A block of data:
--- Start ---

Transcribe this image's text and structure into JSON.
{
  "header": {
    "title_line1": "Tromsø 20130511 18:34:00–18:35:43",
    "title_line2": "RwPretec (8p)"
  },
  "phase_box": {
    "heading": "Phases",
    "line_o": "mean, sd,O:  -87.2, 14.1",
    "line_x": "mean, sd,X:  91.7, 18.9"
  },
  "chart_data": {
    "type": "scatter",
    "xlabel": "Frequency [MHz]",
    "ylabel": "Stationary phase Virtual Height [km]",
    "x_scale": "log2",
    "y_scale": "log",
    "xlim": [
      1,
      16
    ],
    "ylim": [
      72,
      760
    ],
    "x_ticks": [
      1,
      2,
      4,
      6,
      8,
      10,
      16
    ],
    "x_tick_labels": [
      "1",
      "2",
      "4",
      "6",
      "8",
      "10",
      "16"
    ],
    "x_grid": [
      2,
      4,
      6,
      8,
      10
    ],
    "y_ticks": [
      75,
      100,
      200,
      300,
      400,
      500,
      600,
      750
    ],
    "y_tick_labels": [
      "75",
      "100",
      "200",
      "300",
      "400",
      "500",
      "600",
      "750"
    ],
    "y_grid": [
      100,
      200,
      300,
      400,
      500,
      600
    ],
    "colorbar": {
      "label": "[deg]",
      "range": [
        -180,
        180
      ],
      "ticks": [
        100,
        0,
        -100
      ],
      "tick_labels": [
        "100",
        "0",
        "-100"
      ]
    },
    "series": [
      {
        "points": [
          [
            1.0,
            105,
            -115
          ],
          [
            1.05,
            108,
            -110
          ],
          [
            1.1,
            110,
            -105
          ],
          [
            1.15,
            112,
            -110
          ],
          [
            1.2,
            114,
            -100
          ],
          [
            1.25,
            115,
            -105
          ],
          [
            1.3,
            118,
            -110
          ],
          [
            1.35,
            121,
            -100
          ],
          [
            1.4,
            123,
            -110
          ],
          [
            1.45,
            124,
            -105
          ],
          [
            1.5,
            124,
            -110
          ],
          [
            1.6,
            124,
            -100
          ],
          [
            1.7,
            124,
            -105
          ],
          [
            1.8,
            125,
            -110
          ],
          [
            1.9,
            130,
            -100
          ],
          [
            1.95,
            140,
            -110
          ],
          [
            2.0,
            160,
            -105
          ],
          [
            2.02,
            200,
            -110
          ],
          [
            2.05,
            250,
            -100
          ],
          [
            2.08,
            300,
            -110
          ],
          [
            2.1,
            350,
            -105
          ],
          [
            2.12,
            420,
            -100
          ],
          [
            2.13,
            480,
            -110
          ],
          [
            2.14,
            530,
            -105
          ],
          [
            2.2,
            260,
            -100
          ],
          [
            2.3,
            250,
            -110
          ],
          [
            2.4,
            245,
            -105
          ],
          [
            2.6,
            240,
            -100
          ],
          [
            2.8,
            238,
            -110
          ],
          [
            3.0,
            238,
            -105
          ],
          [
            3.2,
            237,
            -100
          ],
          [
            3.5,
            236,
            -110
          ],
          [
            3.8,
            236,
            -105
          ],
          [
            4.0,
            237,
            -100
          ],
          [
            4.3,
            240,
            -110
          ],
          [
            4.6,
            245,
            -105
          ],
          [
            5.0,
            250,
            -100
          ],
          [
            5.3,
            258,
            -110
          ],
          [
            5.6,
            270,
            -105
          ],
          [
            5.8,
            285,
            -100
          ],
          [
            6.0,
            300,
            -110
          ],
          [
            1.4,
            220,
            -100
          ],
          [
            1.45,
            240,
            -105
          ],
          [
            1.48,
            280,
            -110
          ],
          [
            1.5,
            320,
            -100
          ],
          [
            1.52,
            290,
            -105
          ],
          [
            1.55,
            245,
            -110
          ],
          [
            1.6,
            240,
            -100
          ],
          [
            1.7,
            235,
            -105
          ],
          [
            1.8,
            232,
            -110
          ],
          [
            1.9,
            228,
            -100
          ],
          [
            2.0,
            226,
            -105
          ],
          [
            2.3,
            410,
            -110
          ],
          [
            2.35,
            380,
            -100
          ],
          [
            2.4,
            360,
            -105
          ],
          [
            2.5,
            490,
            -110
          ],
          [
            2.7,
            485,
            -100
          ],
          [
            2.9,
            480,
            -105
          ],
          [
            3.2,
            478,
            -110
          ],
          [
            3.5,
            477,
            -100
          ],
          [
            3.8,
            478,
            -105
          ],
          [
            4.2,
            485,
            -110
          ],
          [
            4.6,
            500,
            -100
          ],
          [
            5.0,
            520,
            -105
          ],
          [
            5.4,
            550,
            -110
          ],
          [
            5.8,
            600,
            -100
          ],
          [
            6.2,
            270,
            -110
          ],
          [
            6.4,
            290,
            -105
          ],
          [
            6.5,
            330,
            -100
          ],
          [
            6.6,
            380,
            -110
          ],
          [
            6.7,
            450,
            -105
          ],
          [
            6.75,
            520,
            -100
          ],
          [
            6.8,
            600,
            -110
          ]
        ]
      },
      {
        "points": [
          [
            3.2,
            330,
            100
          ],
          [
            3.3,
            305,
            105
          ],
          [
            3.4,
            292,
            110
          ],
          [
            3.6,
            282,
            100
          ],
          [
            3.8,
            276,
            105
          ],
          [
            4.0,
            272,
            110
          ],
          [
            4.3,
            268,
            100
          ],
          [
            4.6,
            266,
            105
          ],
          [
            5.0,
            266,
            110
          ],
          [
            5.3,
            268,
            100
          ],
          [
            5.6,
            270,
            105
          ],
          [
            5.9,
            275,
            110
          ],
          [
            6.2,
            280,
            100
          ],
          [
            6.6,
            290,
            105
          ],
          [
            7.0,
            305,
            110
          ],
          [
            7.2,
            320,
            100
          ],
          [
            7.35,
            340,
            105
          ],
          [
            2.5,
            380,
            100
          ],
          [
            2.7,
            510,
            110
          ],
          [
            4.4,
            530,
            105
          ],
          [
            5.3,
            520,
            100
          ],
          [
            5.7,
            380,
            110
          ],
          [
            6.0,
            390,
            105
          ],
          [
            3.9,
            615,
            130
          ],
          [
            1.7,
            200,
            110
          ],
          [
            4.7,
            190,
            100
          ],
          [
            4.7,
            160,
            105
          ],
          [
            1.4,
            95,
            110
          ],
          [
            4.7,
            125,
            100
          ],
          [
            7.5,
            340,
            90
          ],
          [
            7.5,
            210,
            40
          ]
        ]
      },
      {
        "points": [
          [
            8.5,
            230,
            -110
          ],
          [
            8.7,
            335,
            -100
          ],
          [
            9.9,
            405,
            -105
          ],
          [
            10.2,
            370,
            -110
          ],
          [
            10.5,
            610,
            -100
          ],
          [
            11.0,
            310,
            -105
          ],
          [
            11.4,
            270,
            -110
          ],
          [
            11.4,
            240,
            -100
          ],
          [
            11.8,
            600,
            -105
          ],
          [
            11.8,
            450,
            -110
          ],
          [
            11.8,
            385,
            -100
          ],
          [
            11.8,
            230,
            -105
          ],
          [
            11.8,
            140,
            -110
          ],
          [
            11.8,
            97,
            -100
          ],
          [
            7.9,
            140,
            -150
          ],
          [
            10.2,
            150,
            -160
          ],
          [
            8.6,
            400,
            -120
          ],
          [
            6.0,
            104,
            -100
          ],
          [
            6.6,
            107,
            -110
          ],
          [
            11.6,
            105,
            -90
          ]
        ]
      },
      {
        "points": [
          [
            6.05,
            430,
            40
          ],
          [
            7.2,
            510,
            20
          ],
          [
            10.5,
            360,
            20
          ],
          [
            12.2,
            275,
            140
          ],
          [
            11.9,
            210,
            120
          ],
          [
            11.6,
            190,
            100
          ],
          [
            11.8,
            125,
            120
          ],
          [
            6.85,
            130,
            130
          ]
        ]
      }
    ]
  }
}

--- End ---

WHAT YOU SHOULD DO. Return every record above exactly as it appears.

THE OUTPUT.
Transcribe this image's text and structure into JSON.
{
  "header": {
    "title_line1": "Tromsø 20130511 18:34:00–18:35:43",
    "title_line2": "RwPretec (8p)"
  },
  "phase_box": {
    "heading": "Phases",
    "line_o": "mean, sd,O:  -87.2, 14.1",
    "line_x": "mean, sd,X:  91.7, 18.9"
  },
  "chart_data": {
    "type": "scatter",
    "xlabel": "Frequency [MHz]",
    "ylabel": "Stationary phase Virtual Height [km]",
    "x_scale": "log2",
    "y_scale": "log",
    "xlim": [
      1,
      16
    ],
    "ylim": [
      72,
      760
    ],
    "x_ticks": [
      1,
      2,
      4,
      6,
      8,
      10,
      16
    ],
    "x_tick_labels": [
      "1",
      "2",
      "4",
      "6",
      "8",
      "10",
      "16"
    ],
    "x_grid": [
      2,
      4,
      6,
      8,
      10
    ],
    "y_ticks": [
      75,
      100,
      200,
      300,
      400,
      500,
      600,
      750
    ],
    "y_tick_labels": [
      "75",
      "100",
      "200",
      "300",
      "400",
      "500",
      "600",
      "750"
    ],
    "y_grid": [
      100,
      200,
      300,
      400,
      500,
      600
    ],
    "colorbar": {
      "label": "[deg]",
      "range": [
        -180,
        180
      ],
      "ticks": [
        100,
        0,
        -100
      ],
      "tick_labels": [
        "100",
        "0",
        "-100"
      ]
    },
    "series": [
      {
        "points": [
          [
            1.0,
            105,
            -115
          ],
          [
            1.05,
            108,
            -110
          ],
          [
            1.1,
            110,
            -105
          ],
          [
            1.15,
            112,
            -110
          ],
          [
            1.2,
            114,
            -100
          ],
          [
            1.25,
            115,
            -105
          ],
          [
            1.3,
            118,
            -110
          ],
          [
            1.35,
            121,
            -100
          ],
          [
            1.4,
            123,
            -110
          ],
          [
            1.45,
            124,
            -105
          ],
          [
            1.5,
            124,
            -110
          ],
          [
            1.6,
            124,
            -100
          ],
          [
            1.7,
            124,
            -105
          ],
          [
            1.8,
            125,
            -110
          ],
          [
            1.9,
            130,
            -100
          ],
          [
            1.95,
            140,
            -110
          ],
          [
            2.0,
            160,
            -105
          ],
          [
            2.02,
            200,
            -110
          ],
          [
            2.05,
            250,
            -100
          ],
          [
            2.08,
            300,
            -110
          ],
          [
            2.1,
            350,
            -105
          ],
          [
            2.12,
            420,
            -100
          ],
          [
            2.13,
            480,
            -110
          ],
          [
            2.14,
            530,
            -105
          ],
          [
            2.2,
            260,
            -100
          ],
          [
            2.3,
            250,
            -110
          ],
          [
            2.4,
            245,
            -105
          ],
          [
            2.6,
            240,
            -100
          ],
          [
            2.8,
            238,
            -110
          ],
          [
            3.0,
            238,
            -105
          ],
          [
            3.2,
            237,
            -100
          ],
          [
            3.5,
            236,
            -110
          ],
          [
            3.8,
            236,
            -105
          ],
          [
            4.0,
            237,
            -100
          ],
          [
            4.3,
            240,
            -110
          ],
          [
            4.6,
            245,
            -105
          ],
          [
            5.0,
            250,
            -100
          ],
          [
            5.3,
            258,
            -110
          ],
          [
            5.6,
            270,
            -105
          ],
          [
            5.8,
            285,
            -100
          ],
          [
            6.0,
            300,
            -110
          ],
          [
            1.4,
            220,
            -100
          ],
          [
            1.45,
            240,
            -105
          ],
          [
            1.48,
            280,
            -110
          ],
          [
            1.5,
            320,
            -100
          ],
          [
            1.52,
            290,
            -105
          ],
          [
            1.55,
            245,
            -110
          ],
          [
            1.6,
            240,
            -100
          ],
          [
            1.7,
            235,
            -105
          ],
          [
            1.8,
            232,
            -110
          ],
          [
            1.9,
            228,
            -100
          ],
          [
            2.0,
            226,
            -105
          ],
          [
            2.3,
            410,
            -110
          ],
          [
            2.35,
            380,
            -100
          ],
          [
            2.4,
            360,
            -105
          ],
          [
            2.5,
            490,
            -110
          ],
          [
            2.7,
            485,
            -100
          ],
          [
            2.9,
            480,
            -105
          ],
          [
            3.2,
            478,
            -110
          ],
          [
            3.5,
            477,
            -100
          ],
          [
            3.8,
            478,
            -105
          ],
          [
            4.2,
            485,
            -110
          ],
          [
            4.6,
            500,
            -100
          ],
          [
            5.0,
            520,
            -105
          ],
          [
            5.4,
            550,
            -110
          ],
          [
            5.8,
            600,
            -100
          ],
          [
            6.2,
            270,
            -110
          ],
          [
            6.4,
            290,
            -105
          ],
          [
            6.5,
            330,
            -100
          ],
          [
            6.6,
            380,
            -110
          ],
          [
            6.7,
            450,
            -105
          ],
          [
            6.75,
            520,
            -100
          ],
          [
            6.8,
            600,
            -110
          ]
        ]
      },
      {
        "points": [
          [
            3.2,
            330,
            100
          ],
          [
            3.3,
            305,
            105
          ],
          [
            3.4,
            292,
            110
          ],
          [
            3.6,
            282,
            100
          ],
          [
            3.8,
            276,
            105
          ],
          [
            4.0,
            272,
            110
          ],
          [
            4.3,
            268,
            100
          ],
          [
            4.6,
            266,
            105
          ],
          [
            5.0,
            266,
            110
          ],
          [
            5.3,
            268,
            100
          ],
          [
            5.6,
            270,
            105
          ],
          [
            5.9,
            275,
            110
          ],
          [
            6.2,
            280,
            100
          ],
          [
            6.6,
            290,
            105
          ],
          [
            7.0,
            305,
            110
          ],
          [
            7.2,
            320,
            100
          ],
          [
            7.35,
            340,
            105
          ],
          [
            2.5,
            380,
            100
          ],
          [
            2.7,
            510,
            110
          ],
          [
            4.4,
            530,
            105
          ],
          [
            5.3,
            520,
            100
          ],
          [
            5.7,
            380,
            110
          ],
          [
            6.0,
            390,
            105
          ],
          [
            3.9,
            615,
            130
          ],
          [
            1.7,
            200,
            110
          ],
          [
            4.7,
            190,
            100
          ],
          [
            4.7,
            160,
            105
          ],
          [
            1.4,
            95,
            110
          ],
          [
            4.7,
            125,
            100
          ],
          [
            7.5,
            340,
            90
          ],
          [
            7.5,
            210,
            40
          ]
        ]
      },
      {
        "points": [
          [
            8.5,
            230,
            -110
          ],
          [
            8.7,
            335,
            -100
          ],
          [
            9.9,
            405,
            -105
          ],
          [
            10.2,
            370,
            -110
          ],
          [
            10.5,
            610,
            -100
          ],
          [
            11.0,
            310,
            -105
          ],
          [
            11.4,
            270,
            -110
          ],
          [
            11.4,
            240,
            -100
          ],
          [
            11.8,
            600,
            -105
          ],
          [
            11.8,
            450,
            -110
          ],
          [
            11.8,
            385,
            -100
          ],
          [
            11.8,
            230,
            -105
          ],
          [
            11.8,
            140,
            -110
          ],
          [
            11.8,
            97,
            -100
          ],
          [
            7.9,
            140,
            -150
          ],
          [
            10.2,
            150,
            -160
          ],
          [
            8.6,
            400,
            -120
          ],
          [
            6.0,
            104,
            -100
          ],
          [
            6.6,
            107,
            -110
          ],
          [
            11.6,
            105,
            -90
          ]
        ]
      },
      {
        "points": [
          [
            6.05,
            430,
            40
          ],
          [
            7.2,
            510,
            20
          ],
          [
            10.5,
            360,
            20
          ],
          [
            12.2,
            275,
            140
          ],
          [
            11.9,
            210,
            120
          ],
          [
            11.6,
            190,
            100
          ],
          [
            11.8,
            125,
            120
          ],
          [
            6.85,
            130,
            130
          ]
        ]
      }
    ]
  }
}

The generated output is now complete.